(GIVEN EXERCISE)
It is required that all of the data be written out exactly.

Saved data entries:
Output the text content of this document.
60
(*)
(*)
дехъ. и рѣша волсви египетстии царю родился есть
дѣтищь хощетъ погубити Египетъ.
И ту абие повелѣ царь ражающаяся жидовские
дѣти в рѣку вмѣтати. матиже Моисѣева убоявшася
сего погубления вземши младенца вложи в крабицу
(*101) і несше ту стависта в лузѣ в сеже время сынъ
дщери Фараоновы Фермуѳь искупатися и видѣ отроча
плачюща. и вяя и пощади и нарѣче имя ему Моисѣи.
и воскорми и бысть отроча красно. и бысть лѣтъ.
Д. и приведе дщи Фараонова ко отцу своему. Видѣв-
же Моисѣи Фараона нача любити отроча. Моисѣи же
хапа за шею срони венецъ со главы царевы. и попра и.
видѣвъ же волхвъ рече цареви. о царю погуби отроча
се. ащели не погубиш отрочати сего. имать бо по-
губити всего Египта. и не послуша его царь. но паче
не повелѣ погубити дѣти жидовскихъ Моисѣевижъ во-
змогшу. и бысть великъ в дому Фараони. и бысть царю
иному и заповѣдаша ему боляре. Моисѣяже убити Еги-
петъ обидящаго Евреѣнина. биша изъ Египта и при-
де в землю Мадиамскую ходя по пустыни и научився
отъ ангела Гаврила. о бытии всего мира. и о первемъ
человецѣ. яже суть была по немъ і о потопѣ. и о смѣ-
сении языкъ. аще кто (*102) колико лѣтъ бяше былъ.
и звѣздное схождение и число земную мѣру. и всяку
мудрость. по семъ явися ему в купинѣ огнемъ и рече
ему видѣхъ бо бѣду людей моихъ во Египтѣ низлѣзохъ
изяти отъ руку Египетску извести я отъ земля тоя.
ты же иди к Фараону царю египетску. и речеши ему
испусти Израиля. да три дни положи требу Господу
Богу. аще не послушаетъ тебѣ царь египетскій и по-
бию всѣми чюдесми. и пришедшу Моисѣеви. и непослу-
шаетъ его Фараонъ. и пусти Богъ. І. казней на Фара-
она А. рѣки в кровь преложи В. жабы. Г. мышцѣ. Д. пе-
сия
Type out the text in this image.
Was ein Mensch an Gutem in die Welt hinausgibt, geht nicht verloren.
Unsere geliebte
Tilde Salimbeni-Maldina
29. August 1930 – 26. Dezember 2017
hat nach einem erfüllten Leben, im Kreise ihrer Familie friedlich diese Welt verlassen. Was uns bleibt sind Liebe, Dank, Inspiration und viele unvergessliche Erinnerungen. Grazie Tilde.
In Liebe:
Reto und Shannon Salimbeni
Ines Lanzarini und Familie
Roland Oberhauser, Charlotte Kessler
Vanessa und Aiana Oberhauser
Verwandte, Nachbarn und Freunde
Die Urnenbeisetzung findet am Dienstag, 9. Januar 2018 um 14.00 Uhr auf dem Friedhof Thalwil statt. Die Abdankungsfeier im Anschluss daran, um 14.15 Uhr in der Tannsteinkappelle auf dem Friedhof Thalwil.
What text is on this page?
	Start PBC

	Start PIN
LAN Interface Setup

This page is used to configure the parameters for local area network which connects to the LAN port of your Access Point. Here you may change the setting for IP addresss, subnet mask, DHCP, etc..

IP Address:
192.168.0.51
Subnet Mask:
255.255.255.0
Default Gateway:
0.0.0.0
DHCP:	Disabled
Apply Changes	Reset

(REPLY)
Output the text content of this document.
60
(*)
(*)
дехъ. и рѣша волсви египетстии царю родился есть
дѣтищь хощетъ погубити Египетъ.
И ту абие повелѣ царь ражающаяся жидовские
дѣти в рѣку вмѣтати. матиже Моисѣева убоявшася
сего погубления вземши младенца вложи в крабицу
(*101) і несше ту стависта в лузѣ в сеже время сынъ
дщери Фараоновы Фермуѳь искупатися и видѣ отроча
плачюща. и вяя и пощади и нарѣче имя ему Моисѣи.
и воскорми и бысть отроча красно. и бысть лѣтъ.
Д. и приведе дщи Фараонова ко отцу своему. Видѣв-
же Моисѣи Фараона нача любити отроча. Моисѣи же
хапа за шею срони венецъ со главы царевы. и попра и.
видѣвъ же волхвъ рече цареви. о царю погуби отроча
се. ащели не погубиш отрочати сего. имать бо по-
губити всего Египта. и не послуша его царь. но паче
не повелѣ погубити дѣти жидовскихъ Моисѣевижъ во-
змогшу. и бысть великъ в дому Фараони. и бысть царю
иному и заповѣдаша ему боляре. Моисѣяже убити Еги-
петъ обидящаго Евреѣнина. биша изъ Египта и при-
де в землю Мадиамскую ходя по пустыни и научився
отъ ангела Гаврила. о бытии всего мира. и о первемъ
человецѣ. яже суть была по немъ і о потопѣ. и о смѣ-
сении языкъ. аще кто (*102) колико лѣтъ бяше былъ.
и звѣздное схождение и число земную мѣру. и всяку
мудрость. по семъ явися ему в купинѣ огнемъ и рече
ему видѣхъ бо бѣду людей моихъ во Египтѣ низлѣзохъ
изяти отъ руку Египетску извести я отъ земля тоя.
ты же иди к Фараону царю египетску. и речеши ему
испусти Израиля. да три дни положи требу Господу
Богу. аще не послушаетъ тебѣ царь египетскій и по-
бию всѣми чюдесми. и пришедшу Моисѣеви. и непослу-
шаетъ его Фараонъ. и пусти Богъ. І. казней на Фара-
она А. рѣки в кровь преложи В. жабы. Г. мышцѣ. Д. пе-
сия
Type out the text in this image.
Was ein Mensch an Gutem in die Welt hinausgibt, geht nicht verloren.
Unsere geliebte
Tilde Salimbeni-Maldina
29. August 1930 – 26. Dezember 2017
hat nach einem erfüllten Leben, im Kreise ihrer Familie friedlich diese Welt verlassen. Was uns bleibt sind Liebe, Dank, Inspiration und viele unvergessliche Erinnerungen. Grazie Tilde.
In Liebe:
Reto und Shannon Salimbeni
Ines Lanzarini und Familie
Roland Oberhauser, Charlotte Kessler
Vanessa und Aiana Oberhauser
Verwandte, Nachbarn und Freunde
Die Urnenbeisetzung findet am Dienstag, 9. Januar 2018 um 14.00 Uhr auf dem Friedhof Thalwil statt. Die Abdankungsfeier im Anschluss daran, um 14.15 Uhr in der Tannsteinkappelle auf dem Friedhof Thalwil.
What text is on this page?
	Start PBC

	Start PIN
LAN Interface Setup

This page is used to configure the parameters for local area network which connects to the LAN port of your Access Point. Here you may change the setting for IP addresss, subnet mask, DHCP, etc..

IP Address:
192.168.0.51
Subnet Mask:
255.255.255.0
Default Gateway:
0.0.0.0
DHCP:	Disabled
Apply Changes	Reset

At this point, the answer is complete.